▶ **Problem to work on**:
Collect each line containing "this".

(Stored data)
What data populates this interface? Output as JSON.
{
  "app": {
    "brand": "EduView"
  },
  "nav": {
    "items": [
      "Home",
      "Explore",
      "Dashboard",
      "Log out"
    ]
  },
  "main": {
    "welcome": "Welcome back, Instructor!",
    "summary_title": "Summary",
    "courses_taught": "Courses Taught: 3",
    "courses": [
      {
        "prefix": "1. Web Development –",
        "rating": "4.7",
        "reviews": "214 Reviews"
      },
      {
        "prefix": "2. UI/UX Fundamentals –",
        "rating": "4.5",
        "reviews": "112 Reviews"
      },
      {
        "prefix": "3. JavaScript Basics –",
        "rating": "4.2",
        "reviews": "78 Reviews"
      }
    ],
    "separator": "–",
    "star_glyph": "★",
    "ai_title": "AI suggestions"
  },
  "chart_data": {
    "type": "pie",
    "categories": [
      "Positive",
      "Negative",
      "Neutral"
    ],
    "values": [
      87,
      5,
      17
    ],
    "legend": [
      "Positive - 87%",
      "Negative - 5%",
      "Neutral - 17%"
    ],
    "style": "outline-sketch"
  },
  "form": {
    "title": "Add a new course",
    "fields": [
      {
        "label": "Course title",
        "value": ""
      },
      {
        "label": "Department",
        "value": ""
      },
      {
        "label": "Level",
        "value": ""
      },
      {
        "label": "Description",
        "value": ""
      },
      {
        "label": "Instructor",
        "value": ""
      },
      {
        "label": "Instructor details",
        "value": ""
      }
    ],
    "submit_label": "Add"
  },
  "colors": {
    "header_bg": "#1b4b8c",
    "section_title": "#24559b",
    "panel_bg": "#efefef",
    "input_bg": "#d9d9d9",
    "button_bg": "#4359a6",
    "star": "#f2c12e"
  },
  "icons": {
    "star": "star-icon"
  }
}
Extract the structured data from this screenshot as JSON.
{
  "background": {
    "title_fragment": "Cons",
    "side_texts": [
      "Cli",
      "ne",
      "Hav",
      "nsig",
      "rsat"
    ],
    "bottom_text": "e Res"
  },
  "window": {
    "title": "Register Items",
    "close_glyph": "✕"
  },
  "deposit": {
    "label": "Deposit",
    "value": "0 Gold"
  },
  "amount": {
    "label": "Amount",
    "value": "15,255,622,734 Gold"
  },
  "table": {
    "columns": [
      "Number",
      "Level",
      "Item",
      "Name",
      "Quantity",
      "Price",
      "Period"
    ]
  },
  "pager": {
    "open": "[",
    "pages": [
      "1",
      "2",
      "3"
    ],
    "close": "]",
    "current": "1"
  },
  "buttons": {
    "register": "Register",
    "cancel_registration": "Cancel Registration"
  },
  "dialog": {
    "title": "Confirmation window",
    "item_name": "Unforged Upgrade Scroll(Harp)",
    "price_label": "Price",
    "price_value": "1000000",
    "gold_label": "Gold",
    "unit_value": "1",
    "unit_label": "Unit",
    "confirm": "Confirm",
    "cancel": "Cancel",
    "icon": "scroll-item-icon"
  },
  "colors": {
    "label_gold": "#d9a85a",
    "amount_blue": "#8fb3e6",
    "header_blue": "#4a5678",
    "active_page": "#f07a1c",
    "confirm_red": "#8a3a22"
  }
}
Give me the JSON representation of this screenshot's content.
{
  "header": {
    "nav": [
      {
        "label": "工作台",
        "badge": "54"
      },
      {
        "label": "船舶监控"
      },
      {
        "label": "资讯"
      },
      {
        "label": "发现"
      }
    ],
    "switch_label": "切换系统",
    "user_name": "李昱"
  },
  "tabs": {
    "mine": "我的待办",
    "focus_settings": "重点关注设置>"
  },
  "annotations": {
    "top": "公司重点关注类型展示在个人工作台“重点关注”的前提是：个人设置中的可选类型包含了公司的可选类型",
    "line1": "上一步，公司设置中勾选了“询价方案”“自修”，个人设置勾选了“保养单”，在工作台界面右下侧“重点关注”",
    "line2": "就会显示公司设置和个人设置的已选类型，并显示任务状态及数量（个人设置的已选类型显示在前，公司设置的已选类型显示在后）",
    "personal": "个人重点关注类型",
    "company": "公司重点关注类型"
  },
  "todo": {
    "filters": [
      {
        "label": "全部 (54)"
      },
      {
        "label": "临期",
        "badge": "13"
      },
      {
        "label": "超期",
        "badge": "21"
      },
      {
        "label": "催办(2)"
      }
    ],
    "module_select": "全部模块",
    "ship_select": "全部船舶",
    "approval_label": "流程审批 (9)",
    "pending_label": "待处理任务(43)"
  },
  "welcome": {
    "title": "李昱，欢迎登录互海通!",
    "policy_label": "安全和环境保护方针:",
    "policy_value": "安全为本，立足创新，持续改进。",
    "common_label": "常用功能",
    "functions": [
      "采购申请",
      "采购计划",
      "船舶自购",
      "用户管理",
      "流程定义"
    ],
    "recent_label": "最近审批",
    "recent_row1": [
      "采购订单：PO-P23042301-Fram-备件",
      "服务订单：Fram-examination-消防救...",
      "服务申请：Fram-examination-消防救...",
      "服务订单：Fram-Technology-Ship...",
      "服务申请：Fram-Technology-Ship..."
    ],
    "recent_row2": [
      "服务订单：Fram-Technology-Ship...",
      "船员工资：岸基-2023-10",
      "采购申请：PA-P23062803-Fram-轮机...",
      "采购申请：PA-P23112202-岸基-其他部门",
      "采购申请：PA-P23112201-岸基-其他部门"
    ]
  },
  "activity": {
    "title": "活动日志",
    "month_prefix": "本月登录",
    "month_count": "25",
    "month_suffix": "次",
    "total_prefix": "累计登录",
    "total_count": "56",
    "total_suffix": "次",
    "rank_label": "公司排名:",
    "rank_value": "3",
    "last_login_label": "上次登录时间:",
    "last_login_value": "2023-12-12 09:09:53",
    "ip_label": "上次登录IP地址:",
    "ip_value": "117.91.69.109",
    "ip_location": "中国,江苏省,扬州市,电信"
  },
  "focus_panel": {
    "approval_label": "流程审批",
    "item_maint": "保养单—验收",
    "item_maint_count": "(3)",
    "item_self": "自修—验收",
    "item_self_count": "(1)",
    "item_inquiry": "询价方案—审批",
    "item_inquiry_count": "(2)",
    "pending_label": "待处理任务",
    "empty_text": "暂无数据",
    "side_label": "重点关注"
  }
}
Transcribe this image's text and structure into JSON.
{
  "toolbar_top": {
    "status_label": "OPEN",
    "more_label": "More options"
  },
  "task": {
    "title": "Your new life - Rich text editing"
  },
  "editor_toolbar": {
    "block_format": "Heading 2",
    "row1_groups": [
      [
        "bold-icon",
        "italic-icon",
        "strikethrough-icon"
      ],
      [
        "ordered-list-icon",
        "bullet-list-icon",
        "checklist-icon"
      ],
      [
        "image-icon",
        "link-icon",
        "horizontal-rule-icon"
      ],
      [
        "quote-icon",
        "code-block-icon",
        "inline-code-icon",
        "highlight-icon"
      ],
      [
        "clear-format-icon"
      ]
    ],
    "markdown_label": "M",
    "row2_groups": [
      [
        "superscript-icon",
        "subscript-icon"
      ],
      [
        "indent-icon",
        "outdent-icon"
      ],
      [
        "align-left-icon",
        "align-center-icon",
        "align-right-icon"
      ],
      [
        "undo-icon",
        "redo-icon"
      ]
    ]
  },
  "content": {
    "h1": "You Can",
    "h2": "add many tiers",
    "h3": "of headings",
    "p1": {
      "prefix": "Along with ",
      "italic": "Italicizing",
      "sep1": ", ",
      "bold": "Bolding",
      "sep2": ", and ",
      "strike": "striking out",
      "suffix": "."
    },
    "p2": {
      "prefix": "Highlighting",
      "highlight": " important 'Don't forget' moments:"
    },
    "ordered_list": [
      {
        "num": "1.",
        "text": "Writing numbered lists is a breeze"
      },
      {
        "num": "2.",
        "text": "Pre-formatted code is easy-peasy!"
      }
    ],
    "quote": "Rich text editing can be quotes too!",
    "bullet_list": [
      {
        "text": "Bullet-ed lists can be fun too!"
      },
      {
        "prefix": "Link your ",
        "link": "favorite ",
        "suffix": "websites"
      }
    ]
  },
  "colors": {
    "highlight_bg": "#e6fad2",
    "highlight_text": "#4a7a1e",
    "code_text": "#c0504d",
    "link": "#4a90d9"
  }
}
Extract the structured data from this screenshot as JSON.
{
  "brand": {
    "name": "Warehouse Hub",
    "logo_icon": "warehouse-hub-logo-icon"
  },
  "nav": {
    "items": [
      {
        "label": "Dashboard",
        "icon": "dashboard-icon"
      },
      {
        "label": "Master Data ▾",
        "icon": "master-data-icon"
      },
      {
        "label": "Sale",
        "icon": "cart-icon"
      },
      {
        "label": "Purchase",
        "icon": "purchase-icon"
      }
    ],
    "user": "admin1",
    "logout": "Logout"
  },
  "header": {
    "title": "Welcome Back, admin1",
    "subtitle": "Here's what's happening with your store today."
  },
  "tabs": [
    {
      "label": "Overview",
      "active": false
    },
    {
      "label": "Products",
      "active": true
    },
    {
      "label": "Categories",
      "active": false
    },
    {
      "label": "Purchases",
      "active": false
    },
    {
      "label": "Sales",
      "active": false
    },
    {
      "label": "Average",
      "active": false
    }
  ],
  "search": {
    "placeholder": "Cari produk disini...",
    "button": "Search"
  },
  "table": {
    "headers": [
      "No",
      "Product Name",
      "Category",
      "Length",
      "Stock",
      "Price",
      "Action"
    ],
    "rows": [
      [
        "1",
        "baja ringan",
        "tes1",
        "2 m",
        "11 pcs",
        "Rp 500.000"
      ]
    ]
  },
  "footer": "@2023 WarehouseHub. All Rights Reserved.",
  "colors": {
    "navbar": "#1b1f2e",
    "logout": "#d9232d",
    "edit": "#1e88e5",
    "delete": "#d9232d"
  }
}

▶ **Task answer**:
What data populates this interface? Output as JSON.
Extract the structured data from this screenshot as JSON.
Give me the JSON representation of this screenshot's content.
Transcribe this image's text and structure into JSON.
Extract the structured data from this screenshot as JSON.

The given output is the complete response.